Source material:

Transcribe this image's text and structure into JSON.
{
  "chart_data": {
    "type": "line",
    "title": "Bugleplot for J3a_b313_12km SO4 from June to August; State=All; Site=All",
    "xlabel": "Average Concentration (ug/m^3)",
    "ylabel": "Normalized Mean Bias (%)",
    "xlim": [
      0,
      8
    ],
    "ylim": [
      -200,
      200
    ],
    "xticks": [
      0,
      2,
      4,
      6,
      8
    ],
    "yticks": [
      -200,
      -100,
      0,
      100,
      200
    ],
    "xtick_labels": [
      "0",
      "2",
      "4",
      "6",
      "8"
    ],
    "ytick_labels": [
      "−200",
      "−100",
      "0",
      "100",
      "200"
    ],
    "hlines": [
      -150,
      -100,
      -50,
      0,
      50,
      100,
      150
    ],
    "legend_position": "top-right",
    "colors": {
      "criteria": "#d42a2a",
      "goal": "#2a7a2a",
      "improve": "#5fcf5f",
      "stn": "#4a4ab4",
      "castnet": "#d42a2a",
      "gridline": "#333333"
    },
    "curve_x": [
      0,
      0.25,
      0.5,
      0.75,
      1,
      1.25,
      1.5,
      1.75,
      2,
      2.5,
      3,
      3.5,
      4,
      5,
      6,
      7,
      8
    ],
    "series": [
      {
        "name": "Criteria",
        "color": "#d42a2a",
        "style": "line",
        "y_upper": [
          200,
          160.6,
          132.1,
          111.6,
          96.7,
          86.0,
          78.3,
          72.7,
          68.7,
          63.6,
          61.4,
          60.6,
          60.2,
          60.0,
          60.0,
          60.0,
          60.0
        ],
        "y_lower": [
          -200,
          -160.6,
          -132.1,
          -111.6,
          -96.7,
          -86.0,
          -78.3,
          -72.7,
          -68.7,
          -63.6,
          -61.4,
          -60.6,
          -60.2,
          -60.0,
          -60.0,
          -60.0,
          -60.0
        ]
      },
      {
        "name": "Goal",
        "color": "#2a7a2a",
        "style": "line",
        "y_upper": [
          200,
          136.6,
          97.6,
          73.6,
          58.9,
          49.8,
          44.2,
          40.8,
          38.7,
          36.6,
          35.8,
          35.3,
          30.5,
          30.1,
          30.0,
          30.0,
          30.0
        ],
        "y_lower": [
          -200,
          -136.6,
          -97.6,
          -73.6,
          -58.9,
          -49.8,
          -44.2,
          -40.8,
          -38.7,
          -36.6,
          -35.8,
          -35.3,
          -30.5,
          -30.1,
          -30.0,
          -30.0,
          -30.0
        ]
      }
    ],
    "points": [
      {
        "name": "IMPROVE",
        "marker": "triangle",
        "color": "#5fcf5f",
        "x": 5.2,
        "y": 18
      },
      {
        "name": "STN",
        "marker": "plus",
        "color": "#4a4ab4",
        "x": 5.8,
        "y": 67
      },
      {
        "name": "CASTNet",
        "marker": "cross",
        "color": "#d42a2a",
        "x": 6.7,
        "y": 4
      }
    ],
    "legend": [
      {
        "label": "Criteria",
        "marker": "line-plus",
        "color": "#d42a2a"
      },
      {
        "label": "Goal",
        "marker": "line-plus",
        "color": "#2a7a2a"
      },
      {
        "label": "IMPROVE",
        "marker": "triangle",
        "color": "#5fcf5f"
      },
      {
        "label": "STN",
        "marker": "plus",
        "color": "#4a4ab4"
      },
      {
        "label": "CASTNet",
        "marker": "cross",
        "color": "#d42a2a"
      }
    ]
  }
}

Exercise instructions: Go through the entries and repeat each one exactly.

Expected output:
Transcribe this image's text and structure into JSON.
{
  "chart_data": {
    "type": "line",
    "title": "Bugleplot for J3a_b313_12km SO4 from June to August; State=All; Site=All",
    "xlabel": "Average Concentration (ug/m^3)",
    "ylabel": "Normalized Mean Bias (%)",
    "xlim": [
      0,
      8
    ],
    "ylim": [
      -200,
      200
    ],
    "xticks": [
      0,
      2,
      4,
      6,
      8
    ],
    "yticks": [
      -200,
      -100,
      0,
      100,
      200
    ],
    "xtick_labels": [
      "0",
      "2",
      "4",
      "6",
      "8"
    ],
    "ytick_labels": [
      "−200",
      "−100",
      "0",
      "100",
      "200"
    ],
    "hlines": [
      -150,
      -100,
      -50,
      0,
      50,
      100,
      150
    ],
    "legend_position": "top-right",
    "colors": {
      "criteria": "#d42a2a",
      "goal": "#2a7a2a",
      "improve": "#5fcf5f",
      "stn": "#4a4ab4",
      "castnet": "#d42a2a",
      "gridline": "#333333"
    },
    "curve_x": [
      0,
      0.25,
      0.5,
      0.75,
      1,
      1.25,
      1.5,
      1.75,
      2,
      2.5,
      3,
      3.5,
      4,
      5,
      6,
      7,
      8
    ],
    "series": [
      {
        "name": "Criteria",
        "color": "#d42a2a",
        "style": "line",
        "y_upper": [
          200,
          160.6,
          132.1,
          111.6,
          96.7,
          86.0,
          78.3,
          72.7,
          68.7,
          63.6,
          61.4,
          60.6,
          60.2,
          60.0,
          60.0,
          60.0,
          60.0
        ],
        "y_lower": [
          -200,
          -160.6,
          -132.1,
          -111.6,
          -96.7,
          -86.0,
          -78.3,
          -72.7,
          -68.7,
          -63.6,
          -61.4,
          -60.6,
          -60.2,
          -60.0,
          -60.0,
          -60.0,
          -60.0
        ]
      },
      {
        "name": "Goal",
        "color": "#2a7a2a",
        "style": "line",
        "y_upper": [
          200,
          136.6,
          97.6,
          73.6,
          58.9,
          49.8,
          44.2,
          40.8,
          38.7,
          36.6,
          35.8,
          35.3,
          30.5,
          30.1,
          30.0,
          30.0,
          30.0
        ],
        "y_lower": [
          -200,
          -136.6,
          -97.6,
          -73.6,
          -58.9,
          -49.8,
          -44.2,
          -40.8,
          -38.7,
          -36.6,
          -35.8,
          -35.3,
          -30.5,
          -30.1,
          -30.0,
          -30.0,
          -30.0
        ]
      }
    ],
    "points": [
      {
        "name": "IMPROVE",
        "marker": "triangle",
        "color": "#5fcf5f",
        "x": 5.2,
        "y": 18
      },
      {
        "name": "STN",
        "marker": "plus",
        "color": "#4a4ab4",
        "x": 5.8,
        "y": 67
      },
      {
        "name": "CASTNet",
        "marker": "cross",
        "color": "#d42a2a",
        "x": 6.7,
        "y": 4
      }
    ],
    "legend": [
      {
        "label": "Criteria",
        "marker": "line-plus",
        "color": "#d42a2a"
      },
      {
        "label": "Goal",
        "marker": "line-plus",
        "color": "#2a7a2a"
      },
      {
        "label": "IMPROVE",
        "marker": "triangle",
        "color": "#5fcf5f"
      },
      {
        "label": "STN",
        "marker": "plus",
        "color": "#4a4ab4"
      },
      {
        "label": "CASTNet",
        "marker": "cross",
        "color": "#d42a2a"
      }
    ]
  }
}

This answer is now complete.